Leave out the pictures and print precisely the lines from the line with "What text is on this page?" to the final line of the entries, both ends included.

====

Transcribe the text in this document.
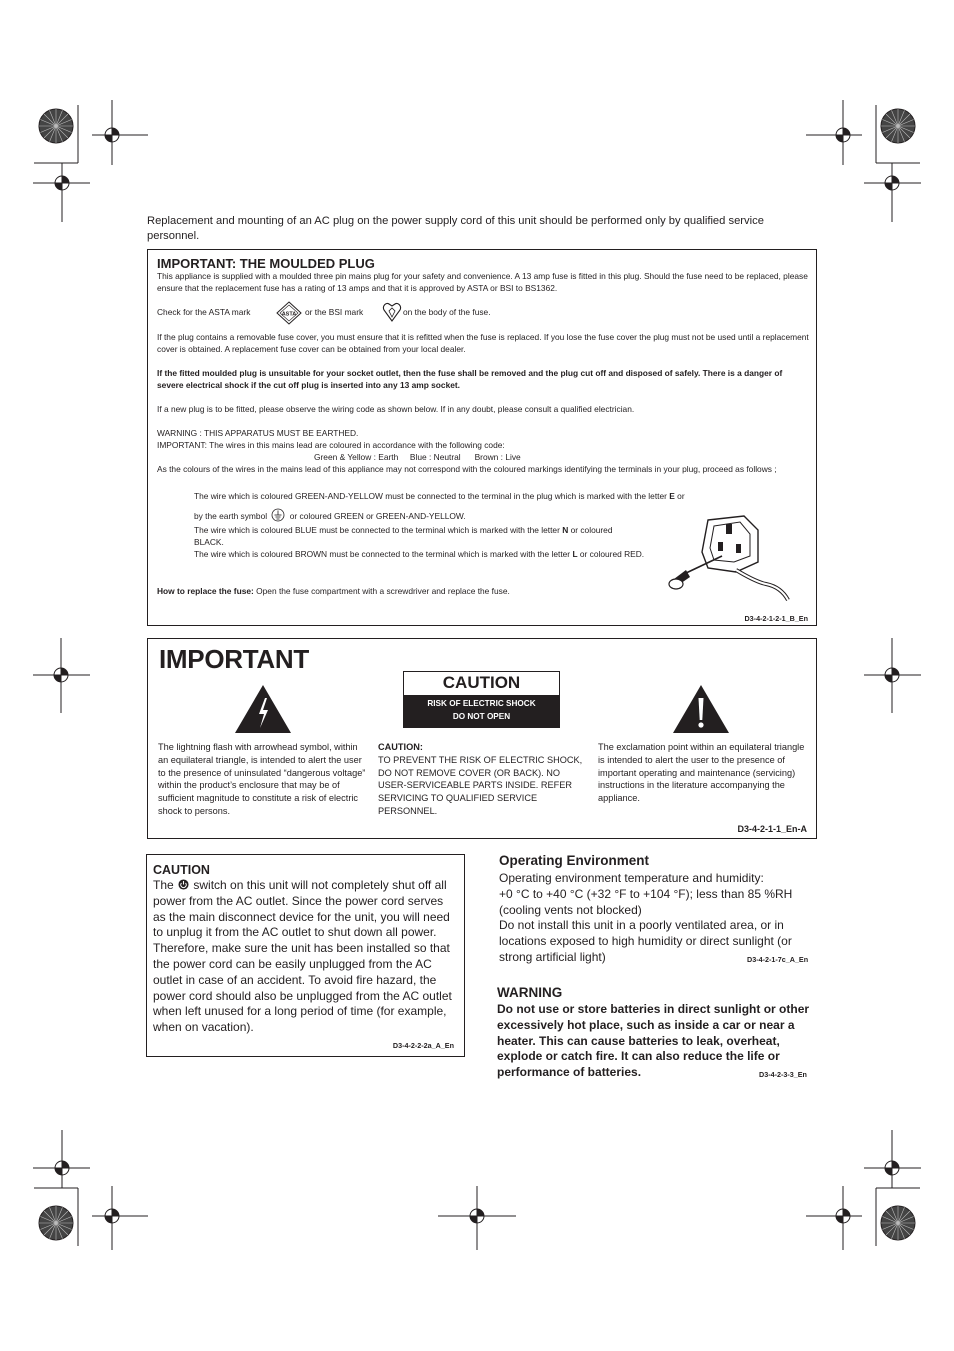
Replacement and mounting of an AC plug on the power supply cord of this unit should be performed only by qualified service personnel.
IMPORTANT: THE MOULDED PLUG
This appliance is supplied with a moulded three pin mains plug for your safety and convenience. A 13 amp fuse is fitted in this plug. Should the fuse need to be replaced, please ensure that the replacement fuse has a rating of 13 amps and that it is approved by ASTA or BSI to BS1362.
Check for the ASTA mark	ASTA or the BSI mark	on the body of the fuse.
If the plug contains a removable fuse cover, you must ensure that it is refitted when the fuse is replaced. If you lose the fuse cover the plug must not be used until a replacement cover is obtained. A replacement fuse cover can be obtained from your local dealer.
If the fitted moulded plug is unsuitable for your socket outlet, then the fuse shall be removed and the plug cut off and disposed of safely. There is a danger of severe electrical shock if the cut off plug is inserted into any 13 amp socket.
If a new plug is to be fitted, please observe the wiring code as shown below. If in any doubt, please consult a qualified electrician.
WARNING : THIS APPARATUS MUST BE EARTHED.
IMPORTANT: The wires in this mains lead are coloured in accordance with the following code:
Green & Yellow : Earth     Blue : Neutral      Brown : Live
As the colours of the wires in the mains lead of this appliance may not correspond with the coloured markings identifying the terminals in your plug, proceed as follows ;
The wire which is coloured GREEN-AND-YELLOW must be connected to the terminal in the plug which is marked with the letter E or
by the earth symbol	or coloured GREEN or GREEN-AND-YELLOW.
The wire which is coloured BLUE must be connected to the terminal which is marked with the letter N or coloured BLACK.
The wire which is coloured BROWN must be connected to the terminal which is marked with the letter L or coloured RED.
How to replace the fuse: Open the fuse compartment with a screwdriver and replace the fuse.
D3-4-2-1-2-1_B_En
IMPORTANT
CAUTION
RISK OF ELECTRIC SHOCK
DO NOT OPEN
The lightning flash with arrowhead symbol, within an equilateral triangle, is intended to alert the user to the presence of uninsulated “dangerous voltage” within the product’s enclosure that may be of sufficient magnitude to constitute a risk of electric shock to persons.
CAUTION:
TO PREVENT THE RISK OF ELECTRIC SHOCK, DO NOT REMOVE COVER (OR BACK). NO USER-SERVICEABLE PARTS INSIDE. REFER SERVICING TO QUALIFIED SERVICE PERSONNEL.
The exclamation point within an equilateral triangle is intended to alert the user to the presence of important operating and maintenance (servicing) instructions in the literature accompanying the appliance.
D3-4-2-1-1_En-A
CAUTION
The switch on this unit will not completely shut off all power from the AC outlet. Since the power cord serves as the main disconnect device for the unit, you will need to unplug it from the AC outlet to shut down all power. Therefore, make sure the unit has been installed so that the power cord can be easily unplugged from the AC outlet in case of an accident. To avoid fire hazard, the power cord should also be unplugged from the AC outlet when left unused for a long period of time (for example, when on vacation).
D3-4-2-2-2a_A_En
Operating Environment
Operating environment temperature and humidity:
+0 °C to +40 °C (+32 °F to +104 °F); less than 85 %RH (cooling vents not blocked)
Do not install this unit in a poorly ventilated area, or in locations exposed to high humidity or direct sunlight (or strong artificial light)	D3-4-2-1-7c_A_En
WARNING
Do not use or store batteries in direct sunlight or other excessively hot place, such as inside a car or near a heater. This can cause batteries to leak, overheat, explode or catch fire. It can also reduce the life or performance of batteries.	D3-4-2-3-3_En
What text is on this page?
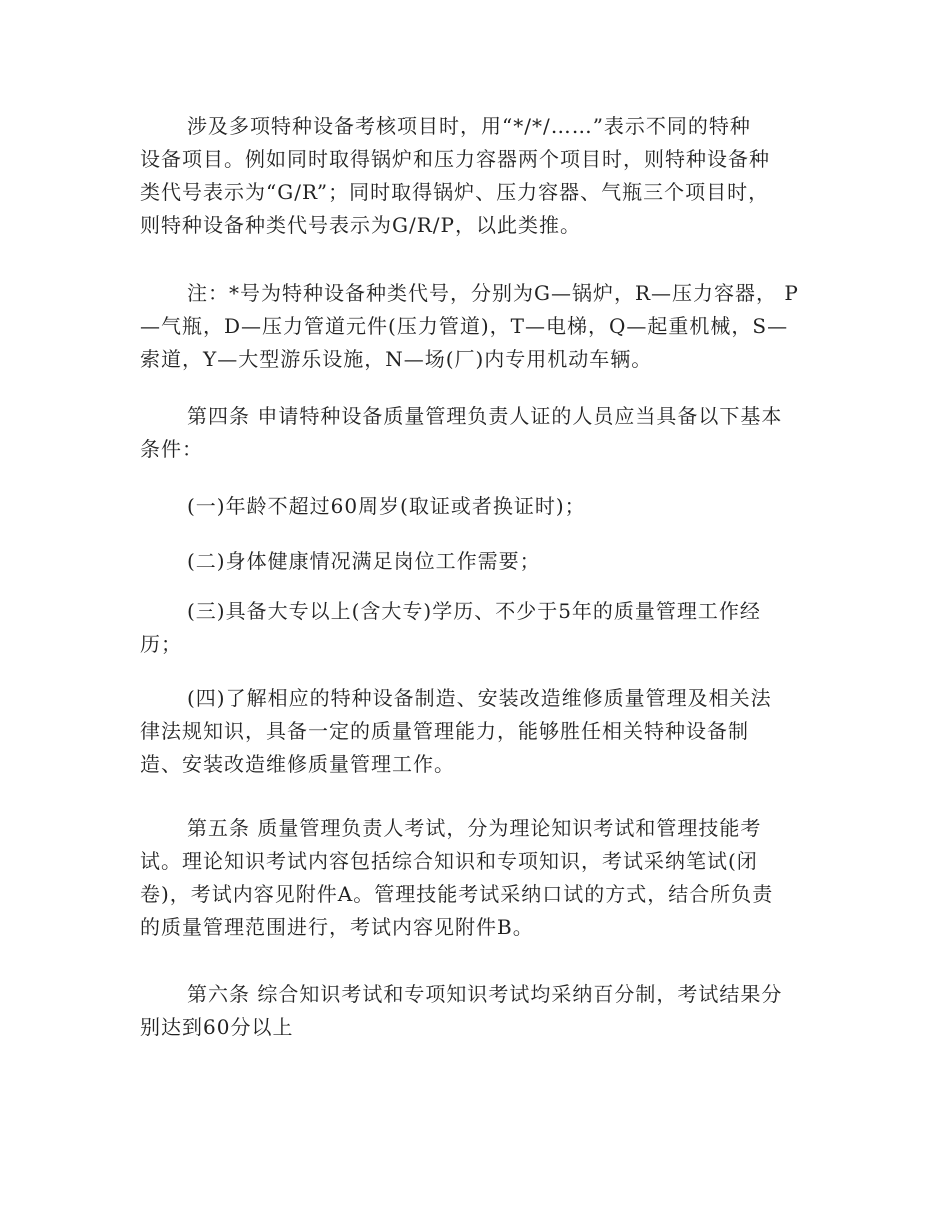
涉及多项特种设备考核项目时，用“*/*/……”表示不同的特种
设备项目。例如同时取得锅炉和压力容器两个项目时，则特种设备种
类代号表示为“G/R”；同时取得锅炉、压力容器、气瓶三个项目时，
则特种设备种类代号表示为G/R/P，以此类推。
注：*号为特种设备种类代号，分别为G—锅炉，R—压力容器， P
—气瓶，D—压力管道元件(压力管道)，T—电梯，Q—起重机械，S—
索道，Y—大型游乐设施，N—场(厂)内专用机动车辆。
第四条 申请特种设备质量管理负责人证的人员应当具备以下基本
条件：
(一)年龄不超过60周岁(取证或者换证时)；
(二)身体健康情况满足岗位工作需要；
(三)具备大专以上(含大专)学历、不少于5年的质量管理工作经
历；
(四)了解相应的特种设备制造、安装改造维修质量管理及相关法
律法规知识，具备一定的质量管理能力，能够胜任相关特种设备制
造、安装改造维修质量管理工作。
第五条 质量管理负责人考试，分为理论知识考试和管理技能考
试。理论知识考试内容包括综合知识和专项知识，考试采纳笔试(闭
卷)，考试内容见附件A。管理技能考试采纳口试的方式，结合所负责
的质量管理范围进行，考试内容见附件B。
第六条 综合知识考试和专项知识考试均采纳百分制，考试结果分
别达到60分以上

====

### Reply
What text is on this page?
涉及多项特种设备考核项目时，用“*/*/……”表示不同的特种
设备项目。例如同时取得锅炉和压力容器两个项目时，则特种设备种
类代号表示为“G/R”；同时取得锅炉、压力容器、气瓶三个项目时，
则特种设备种类代号表示为G/R/P，以此类推。
注：*号为特种设备种类代号，分别为G—锅炉，R—压力容器， P
—气瓶，D—压力管道元件(压力管道)，T—电梯，Q—起重机械，S—
索道，Y—大型游乐设施，N—场(厂)内专用机动车辆。
第四条 申请特种设备质量管理负责人证的人员应当具备以下基本
条件：
(一)年龄不超过60周岁(取证或者换证时)；
(二)身体健康情况满足岗位工作需要；
(三)具备大专以上(含大专)学历、不少于5年的质量管理工作经
历；
(四)了解相应的特种设备制造、安装改造维修质量管理及相关法
律法规知识，具备一定的质量管理能力，能够胜任相关特种设备制
造、安装改造维修质量管理工作。
第五条 质量管理负责人考试，分为理论知识考试和管理技能考
试。理论知识考试内容包括综合知识和专项知识，考试采纳笔试(闭
卷)，考试内容见附件A。管理技能考试采纳口试的方式，结合所负责
的质量管理范围进行，考试内容见附件B。
第六条 综合知识考试和专项知识考试均采纳百分制，考试结果分
别达到60分以上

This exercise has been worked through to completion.